### EXTRAIT CHOISI
Depuis le début du mois en cours, la Dynamique des Femmes du Groupement Mvog-Amoug 2(DYFEM) est aux avant-postes d’une caravane de formations des femmes sur la fabrication des produits de première nécessité.

Être pauvre ou en situation de précarité peut bien entendu être lié à un manque de ressources. Mais, comme le défend la Dynamique des Femmes du Groupement Mvog-Amoug 2(DYFEM), il s’agit surtout d’un problème de capabilité, c’est-à-dire d’une capacité à convertir des ressources en des fonctionnements effectifs qui permettent de mener une vie digne. Sur cette base, Yollande Mbarga, la présidente de la DYFEM pilote depuis le 1er septembre 2024, une caravane des formations sur la lutte contre la vie chère. « Elle a pour but d’accompagner les femmes dans les formations sur la fabrication des produits de première nécessité (savon liquide ; savon en poudre ; eau de Javel ; menthol et pierre noire notamment) », précise Yollande Mbarga.
Mobilisée sur un ambitieux projet qui s’étend jusqu’en décembre 2024 dans les 10 villages du Groupement Mvog-Amoug2, la présidente de la DYFEM s’inscrit dans cette vision : « la promotion de l’autonomie des femmes à travers la création d’une activité génératrice de revenu ainsi que la valorisation de leurs savoir-faire ».
En s’inspirant de la formation sur la fabrication du menthol ayant impliqué une trentaine de femmes des villages du sud du Groupement (Ekombitié, Abimoah et Nkolmevah), Yollande Mbarga interprète le travail accompli par la DYFEM sous l’angle de la pratique de la résilience et l’empowerment. Selon la dirigeante de la DYFEM, la possibilité d’une relance du progrès social surgit ainsi à travers une reconnaissance de l’approche par les capabilités, manière de penser les conditions du développement humain en ouvrant les choix de vie pour tout individu. « C’est la raison pour laquelle nous laissons aux femmes installées dans nos 10 villages de choisir la formation qui leur convient le mieux ».

### MISE EN PRATIQUE
(A) D'après le texte sur la DYFEM, depuis quelle date Yollande Mbarga pilote-t-elle la caravane de formations ?
(B) Recopiez le passage du texte sur la DYFEM commençant à « Être pauvre ou » et se terminant à « précise Yollande Mbarga. », en remplaçant « caravane » par « tournée ».

Données de compréhension de documents
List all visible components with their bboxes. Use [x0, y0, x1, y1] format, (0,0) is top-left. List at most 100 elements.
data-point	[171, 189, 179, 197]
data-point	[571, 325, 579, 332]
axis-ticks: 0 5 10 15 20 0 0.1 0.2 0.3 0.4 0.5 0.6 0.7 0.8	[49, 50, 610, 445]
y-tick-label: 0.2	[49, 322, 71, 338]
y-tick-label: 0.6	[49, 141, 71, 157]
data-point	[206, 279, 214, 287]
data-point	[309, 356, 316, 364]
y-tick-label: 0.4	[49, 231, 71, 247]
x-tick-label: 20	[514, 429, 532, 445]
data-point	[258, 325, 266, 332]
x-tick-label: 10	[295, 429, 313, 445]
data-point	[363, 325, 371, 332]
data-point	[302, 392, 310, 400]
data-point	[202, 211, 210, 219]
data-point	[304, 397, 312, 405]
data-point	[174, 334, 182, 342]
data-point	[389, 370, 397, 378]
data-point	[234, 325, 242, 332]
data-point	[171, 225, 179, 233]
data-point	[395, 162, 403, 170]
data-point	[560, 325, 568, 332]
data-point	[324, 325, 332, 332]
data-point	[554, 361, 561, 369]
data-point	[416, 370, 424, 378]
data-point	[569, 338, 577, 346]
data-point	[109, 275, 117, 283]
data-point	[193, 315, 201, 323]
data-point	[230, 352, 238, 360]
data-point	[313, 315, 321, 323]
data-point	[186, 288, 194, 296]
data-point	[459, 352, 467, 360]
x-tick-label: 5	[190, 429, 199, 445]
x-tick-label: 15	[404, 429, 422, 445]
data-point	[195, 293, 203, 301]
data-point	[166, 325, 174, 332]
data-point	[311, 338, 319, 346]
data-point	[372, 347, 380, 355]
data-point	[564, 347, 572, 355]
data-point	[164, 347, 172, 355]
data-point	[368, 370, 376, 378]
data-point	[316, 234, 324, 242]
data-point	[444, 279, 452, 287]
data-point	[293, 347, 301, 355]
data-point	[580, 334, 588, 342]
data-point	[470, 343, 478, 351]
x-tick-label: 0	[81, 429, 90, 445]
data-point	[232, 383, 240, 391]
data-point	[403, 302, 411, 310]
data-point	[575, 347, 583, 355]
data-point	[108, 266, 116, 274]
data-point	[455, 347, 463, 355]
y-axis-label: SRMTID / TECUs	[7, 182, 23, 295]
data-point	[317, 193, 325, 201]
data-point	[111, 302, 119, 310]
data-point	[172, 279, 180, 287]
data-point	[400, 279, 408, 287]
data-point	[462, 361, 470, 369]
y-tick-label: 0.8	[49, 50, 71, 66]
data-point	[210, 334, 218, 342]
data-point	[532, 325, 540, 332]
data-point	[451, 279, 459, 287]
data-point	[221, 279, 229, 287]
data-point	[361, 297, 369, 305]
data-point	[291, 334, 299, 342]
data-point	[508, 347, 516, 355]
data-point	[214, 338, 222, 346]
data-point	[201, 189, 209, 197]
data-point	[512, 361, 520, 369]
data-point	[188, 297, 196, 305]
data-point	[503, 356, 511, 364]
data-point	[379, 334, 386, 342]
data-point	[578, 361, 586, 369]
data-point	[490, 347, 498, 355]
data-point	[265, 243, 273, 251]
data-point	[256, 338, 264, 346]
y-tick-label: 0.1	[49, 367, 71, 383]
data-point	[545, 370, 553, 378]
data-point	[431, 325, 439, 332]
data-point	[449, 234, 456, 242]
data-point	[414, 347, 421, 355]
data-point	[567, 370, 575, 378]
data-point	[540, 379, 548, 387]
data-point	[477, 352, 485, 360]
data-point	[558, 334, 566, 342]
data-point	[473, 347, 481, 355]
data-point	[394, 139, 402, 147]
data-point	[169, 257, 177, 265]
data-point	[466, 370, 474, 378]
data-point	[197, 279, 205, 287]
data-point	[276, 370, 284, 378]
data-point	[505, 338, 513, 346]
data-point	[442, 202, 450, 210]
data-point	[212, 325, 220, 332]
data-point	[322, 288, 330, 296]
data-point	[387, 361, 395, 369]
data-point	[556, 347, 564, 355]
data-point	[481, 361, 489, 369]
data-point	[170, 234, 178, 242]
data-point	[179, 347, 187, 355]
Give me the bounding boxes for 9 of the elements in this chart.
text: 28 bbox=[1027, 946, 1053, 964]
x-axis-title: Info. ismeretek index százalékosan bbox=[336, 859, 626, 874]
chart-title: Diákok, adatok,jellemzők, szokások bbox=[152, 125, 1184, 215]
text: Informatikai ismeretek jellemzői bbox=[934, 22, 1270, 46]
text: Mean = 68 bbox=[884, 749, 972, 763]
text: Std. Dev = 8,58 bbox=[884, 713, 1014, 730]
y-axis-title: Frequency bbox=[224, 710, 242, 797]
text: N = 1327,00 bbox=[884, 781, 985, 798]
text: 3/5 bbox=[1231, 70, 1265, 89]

### CORRIGÉS
(A) Depuis le 1er septembre 2024.

(B)
Être pauvre ou en situation de précarité peut bien entendu être lié à un manque de ressources. Mais, comme le défend la Dynamique des Femmes du Groupement Mvog-Amoug 2(DYFEM), il s’agit surtout d’un problème de capabilité, c’est-à-dire d’une capacité à convertir des ressources en des fonctionnements effectifs qui permettent de mener une vie digne. Sur cette base, Yollande Mbarga, la présidente de la DYFEM pilote depuis le 1er septembre 2024, une tournée des formations sur la lutte contre la vie chère. « Elle a pour but d’accompagner les femmes dans les formations sur la fabrication des produits de première nécessité (savon liquide ; savon en poudre ; eau de Javel ; menthol et pierre noire notamment) », précise Yollande Mbarga.